* Activity *
Could you copy, word for word, the part of the post about site changes starting at "I plan on making" and ending at "the golf course."?

----- Page excerpt -----

The original post is on my site ending in dot Net on Linode. This is a mirror post. Eventually everything will just be here.

I plan on making a few changes to this site.

First off, I plan on moving to a different host. The domain might change from dot net to dot info. I will see if I can get the new host to point both domains to the same place.

This site is currently on Linode. I think they will start charging me sales tax. They sent me an email asking if the account was personal or for a business. It probably won’t be a lot, but then why should I pay for it? I use a shared host for email and hosting the images. I will probably just move it all there. Plus with Akamai buying Linode, it seems like the universe is sending a message. As one commenter put it, I prefer people who make technology decisions sitting in front of their laptop, not people who make technology decisions at the golf course.

I wonder if the email about sales tax was because of the merger with Akamai.

The image of Linux that I am using is 32-bit. I don’t think there will be any updates for it. I was planning on migrating it to 64-bit, but I think it’s time to make a change. I have been with Linode a long time; according to my control panel, my instance was created on 2009-06-13 05:48.

I used to run my own email server, and I still run my own webserver. I am not sure it’s worth it for me right now. I got things to a point where I want them, but every now and then things blow up and I have to spend a lot of time fixing them. I think my time is better spent on other things. I can see why people get grumpy in their old age; you just want fewer things to deal with and keep track of. “Who can spin the most plates in their head” is a stupid game to play, whether you realize you are doing it or not. (Stupid people never realize they play it, while a-holes think it’s fun and drag other people into it.)

A few years ago when I ran my own email server, I used to host a domain where I talked about politics. Once I wrote a post that made it very clear I do not like Trump, the GOP, or the Russians, and I think the Trump campaign was colluding with the Russians (actually, he is so stupid I think they used him, and he thinks he used them). Maybe it’s an amazing coincidence, but a couple of days after that post I could not check email. The dead letter table in the database was so full it used up my disk quota. I was still able to run queries. Just about all of the emails in that table came from a .ru address. It has not happened before or since.

If you are one of those people who thinks that anything that makes Trump look bad is a false flag: You need to stop that. Sometimes things are exactly as they appear.

As stated, the URL for the site might change, so anyone getting their Emacs ATX fix might be in the dark for a period while things work out.

Another change is that I am thinking about moving from WordPress to ClassicPress. WordPress is phasing out their old GUI editor in favor of the Gutenberg editor. I do not like Gutenberg at all. I guess it is made for designers. I just want to be able to put in some text like I always have. The developers of WordPress are becoming like Microsoft: Forcing a change I do not need to solve a problem I do not have.

----- Extracted data -----

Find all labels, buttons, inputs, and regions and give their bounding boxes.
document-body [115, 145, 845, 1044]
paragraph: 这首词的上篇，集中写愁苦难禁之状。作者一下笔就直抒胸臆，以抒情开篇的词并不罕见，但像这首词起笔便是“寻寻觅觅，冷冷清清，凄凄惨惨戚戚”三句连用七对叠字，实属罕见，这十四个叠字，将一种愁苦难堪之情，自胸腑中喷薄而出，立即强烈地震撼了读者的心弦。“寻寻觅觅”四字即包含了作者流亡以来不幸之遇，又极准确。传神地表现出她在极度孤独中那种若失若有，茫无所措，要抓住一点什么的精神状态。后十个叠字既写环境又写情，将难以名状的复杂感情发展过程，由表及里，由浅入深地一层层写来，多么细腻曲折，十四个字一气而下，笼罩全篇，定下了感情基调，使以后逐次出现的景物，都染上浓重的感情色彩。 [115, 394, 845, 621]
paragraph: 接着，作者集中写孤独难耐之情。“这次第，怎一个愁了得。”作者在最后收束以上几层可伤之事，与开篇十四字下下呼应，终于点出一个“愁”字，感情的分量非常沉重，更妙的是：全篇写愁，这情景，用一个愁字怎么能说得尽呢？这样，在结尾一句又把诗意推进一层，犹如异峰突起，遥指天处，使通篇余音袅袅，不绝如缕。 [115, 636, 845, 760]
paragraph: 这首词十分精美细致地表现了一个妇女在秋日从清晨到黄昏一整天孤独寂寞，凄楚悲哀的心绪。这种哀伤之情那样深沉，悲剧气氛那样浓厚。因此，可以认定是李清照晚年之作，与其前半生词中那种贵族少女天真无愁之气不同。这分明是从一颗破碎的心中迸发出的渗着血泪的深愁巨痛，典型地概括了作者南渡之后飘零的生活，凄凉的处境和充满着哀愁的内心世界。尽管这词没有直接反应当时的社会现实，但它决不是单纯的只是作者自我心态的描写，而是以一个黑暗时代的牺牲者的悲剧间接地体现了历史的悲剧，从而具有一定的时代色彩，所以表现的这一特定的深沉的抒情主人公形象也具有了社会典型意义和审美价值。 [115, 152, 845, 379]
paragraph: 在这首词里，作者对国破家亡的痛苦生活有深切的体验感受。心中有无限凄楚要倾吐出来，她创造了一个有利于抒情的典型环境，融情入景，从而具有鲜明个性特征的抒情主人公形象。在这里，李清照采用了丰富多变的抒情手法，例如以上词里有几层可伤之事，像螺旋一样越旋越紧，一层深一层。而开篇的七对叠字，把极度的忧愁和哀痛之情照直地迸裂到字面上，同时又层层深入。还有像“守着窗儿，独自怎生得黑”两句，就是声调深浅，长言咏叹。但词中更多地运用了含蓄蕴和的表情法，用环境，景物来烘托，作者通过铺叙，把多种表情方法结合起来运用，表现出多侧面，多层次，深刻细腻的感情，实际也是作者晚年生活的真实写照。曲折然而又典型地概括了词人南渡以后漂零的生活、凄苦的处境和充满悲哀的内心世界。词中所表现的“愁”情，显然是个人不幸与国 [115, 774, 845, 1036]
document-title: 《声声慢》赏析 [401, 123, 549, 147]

-----

* Output for this task *
I plan on making a few changes to this site.

First off, I plan on moving to a different host. The domain might change from dot net to dot info. I will see if I can get the new host to point both domains to the same place.

This site is currently on Linode. I think they will start charging me sales tax. They sent me an email asking if the account was personal or for a business. It probably won’t be a lot, but then why should I pay for it? I use a shared host for email and hosting the images. I will probably just move it all there. Plus with Akamai buying Linode, it seems like the universe is sending a message. As one commenter put it, I prefer people who make technology decisions sitting in front of their laptop, not people who make technology decisions at the golf course.